Problem = Copy out the data below verbatim.

↓↓↓

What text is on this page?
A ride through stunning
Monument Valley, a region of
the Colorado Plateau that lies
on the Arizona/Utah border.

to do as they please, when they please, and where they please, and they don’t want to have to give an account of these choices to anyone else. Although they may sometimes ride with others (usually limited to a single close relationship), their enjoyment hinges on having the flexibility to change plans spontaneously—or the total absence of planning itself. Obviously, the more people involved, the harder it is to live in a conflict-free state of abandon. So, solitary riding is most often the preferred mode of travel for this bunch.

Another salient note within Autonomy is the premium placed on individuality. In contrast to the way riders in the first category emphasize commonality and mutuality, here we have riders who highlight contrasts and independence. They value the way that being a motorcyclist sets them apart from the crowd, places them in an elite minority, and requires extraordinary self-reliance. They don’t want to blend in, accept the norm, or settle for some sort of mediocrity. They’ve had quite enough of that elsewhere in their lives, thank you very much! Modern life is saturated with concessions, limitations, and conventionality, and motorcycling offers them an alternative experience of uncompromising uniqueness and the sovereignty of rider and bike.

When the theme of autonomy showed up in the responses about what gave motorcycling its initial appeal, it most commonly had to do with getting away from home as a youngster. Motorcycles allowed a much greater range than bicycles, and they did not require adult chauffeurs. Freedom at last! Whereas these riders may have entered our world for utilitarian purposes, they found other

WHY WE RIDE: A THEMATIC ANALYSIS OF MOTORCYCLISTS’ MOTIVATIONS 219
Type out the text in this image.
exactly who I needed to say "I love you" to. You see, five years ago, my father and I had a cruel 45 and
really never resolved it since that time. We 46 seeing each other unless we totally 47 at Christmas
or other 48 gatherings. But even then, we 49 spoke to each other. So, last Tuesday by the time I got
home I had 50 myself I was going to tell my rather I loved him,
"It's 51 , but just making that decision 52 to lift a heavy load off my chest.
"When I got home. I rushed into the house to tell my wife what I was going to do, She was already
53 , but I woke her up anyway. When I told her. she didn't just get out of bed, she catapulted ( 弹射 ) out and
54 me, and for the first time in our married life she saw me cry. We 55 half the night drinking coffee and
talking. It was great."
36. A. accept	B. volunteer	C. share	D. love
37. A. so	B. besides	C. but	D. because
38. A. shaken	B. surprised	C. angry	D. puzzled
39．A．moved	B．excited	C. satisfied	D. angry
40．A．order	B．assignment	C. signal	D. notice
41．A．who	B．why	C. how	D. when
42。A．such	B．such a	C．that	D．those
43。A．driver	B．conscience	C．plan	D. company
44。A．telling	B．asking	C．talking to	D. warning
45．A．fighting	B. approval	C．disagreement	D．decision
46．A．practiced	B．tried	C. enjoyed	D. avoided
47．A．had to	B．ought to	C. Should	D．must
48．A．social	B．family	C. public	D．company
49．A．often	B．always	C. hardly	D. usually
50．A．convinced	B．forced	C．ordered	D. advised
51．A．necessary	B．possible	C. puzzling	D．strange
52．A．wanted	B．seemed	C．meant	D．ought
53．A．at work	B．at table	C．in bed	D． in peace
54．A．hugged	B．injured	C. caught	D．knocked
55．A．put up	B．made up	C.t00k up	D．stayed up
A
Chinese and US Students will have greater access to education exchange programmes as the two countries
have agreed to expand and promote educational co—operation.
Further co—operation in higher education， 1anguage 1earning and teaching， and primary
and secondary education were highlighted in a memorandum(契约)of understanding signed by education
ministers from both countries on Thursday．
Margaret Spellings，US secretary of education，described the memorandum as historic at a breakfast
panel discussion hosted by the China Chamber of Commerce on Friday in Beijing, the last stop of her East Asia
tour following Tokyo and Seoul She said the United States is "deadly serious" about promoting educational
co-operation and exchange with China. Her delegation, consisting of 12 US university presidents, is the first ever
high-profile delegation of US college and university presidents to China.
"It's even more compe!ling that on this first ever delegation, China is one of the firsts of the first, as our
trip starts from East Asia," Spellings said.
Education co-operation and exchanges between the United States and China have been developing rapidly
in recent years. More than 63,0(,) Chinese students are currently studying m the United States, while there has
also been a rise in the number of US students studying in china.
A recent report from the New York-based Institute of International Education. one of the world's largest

↑↑↑

The completed task =
What text is on this page?
A ride through stunning
Monument Valley, a region of
the Colorado Plateau that lies
on the Arizona/Utah border.

to do as they please, when they please, and where they please, and they don’t want to have to give an account of these choices to anyone else. Although they may sometimes ride with others (usually limited to a single close relationship), their enjoyment hinges on having the flexibility to change plans spontaneously—or the total absence of planning itself. Obviously, the more people involved, the harder it is to live in a conflict-free state of abandon. So, solitary riding is most often the preferred mode of travel for this bunch.

Another salient note within Autonomy is the premium placed on individuality. In contrast to the way riders in the first category emphasize commonality and mutuality, here we have riders who highlight contrasts and independence. They value the way that being a motorcyclist sets them apart from the crowd, places them in an elite minority, and requires extraordinary self-reliance. They don’t want to blend in, accept the norm, or settle for some sort of mediocrity. They’ve had quite enough of that elsewhere in their lives, thank you very much! Modern life is saturated with concessions, limitations, and conventionality, and motorcycling offers them an alternative experience of uncompromising uniqueness and the sovereignty of rider and bike.

When the theme of autonomy showed up in the responses about what gave motorcycling its initial appeal, it most commonly had to do with getting away from home as a youngster. Motorcycles allowed a much greater range than bicycles, and they did not require adult chauffeurs. Freedom at last! Whereas these riders may have entered our world for utilitarian purposes, they found other

WHY WE RIDE: A THEMATIC ANALYSIS OF MOTORCYCLISTS’ MOTIVATIONS 219
Type out the text in this image.
exactly who I needed to say "I love you" to. You see, five years ago, my father and I had a cruel 45 and
really never resolved it since that time. We 46 seeing each other unless we totally 47 at Christmas
or other 48 gatherings. But even then, we 49 spoke to each other. So, last Tuesday by the time I got
home I had 50 myself I was going to tell my rather I loved him,
"It's 51 , but just making that decision 52 to lift a heavy load off my chest.
"When I got home. I rushed into the house to tell my wife what I was going to do, She was already
53 , but I woke her up anyway. When I told her. she didn't just get out of bed, she catapulted ( 弹射 ) out and
54 me, and for the first time in our married life she saw me cry. We 55 half the night drinking coffee and
talking. It was great."
36. A. accept	B. volunteer	C. share	D. love
37. A. so	B. besides	C. but	D. because
38. A. shaken	B. surprised	C. angry	D. puzzled
39．A．moved	B．excited	C. satisfied	D. angry
40．A．order	B．assignment	C. signal	D. notice
41．A．who	B．why	C. how	D. when
42。A．such	B．such a	C．that	D．those
43。A．driver	B．conscience	C．plan	D. company
44。A．telling	B．asking	C．talking to	D. warning
45．A．fighting	B. approval	C．disagreement	D．decision
46．A．practiced	B．tried	C. enjoyed	D. avoided
47．A．had to	B．ought to	C. Should	D．must
48．A．social	B．family	C. public	D．company
49．A．often	B．always	C. hardly	D. usually
50．A．convinced	B．forced	C．ordered	D. advised
51．A．necessary	B．possible	C. puzzling	D．strange
52．A．wanted	B．seemed	C．meant	D．ought
53．A．at work	B．at table	C．in bed	D． in peace
54．A．hugged	B．injured	C. caught	D．knocked
55．A．put up	B．made up	C.t00k up	D．stayed up
A
Chinese and US Students will have greater access to education exchange programmes as the two countries
have agreed to expand and promote educational co—operation.
Further co—operation in higher education， 1anguage 1earning and teaching， and primary
and secondary education were highlighted in a memorandum(契约)of understanding signed by education
ministers from both countries on Thursday．
Margaret Spellings，US secretary of education，described the memorandum as historic at a breakfast
panel discussion hosted by the China Chamber of Commerce on Friday in Beijing, the last stop of her East Asia
tour following Tokyo and Seoul She said the United States is "deadly serious" about promoting educational
co-operation and exchange with China. Her delegation, consisting of 12 US university presidents, is the first ever
high-profile delegation of US college and university presidents to China.
"It's even more compe!ling that on this first ever delegation, China is one of the firsts of the first, as our
trip starts from East Asia," Spellings said.
Education co-operation and exchanges between the United States and China have been developing rapidly
in recent years. More than 63,0(,) Chinese students are currently studying m the United States, while there has
also been a rise in the number of US students studying in china.
A recent report from the New York-based Institute of International Education. one of the world's largest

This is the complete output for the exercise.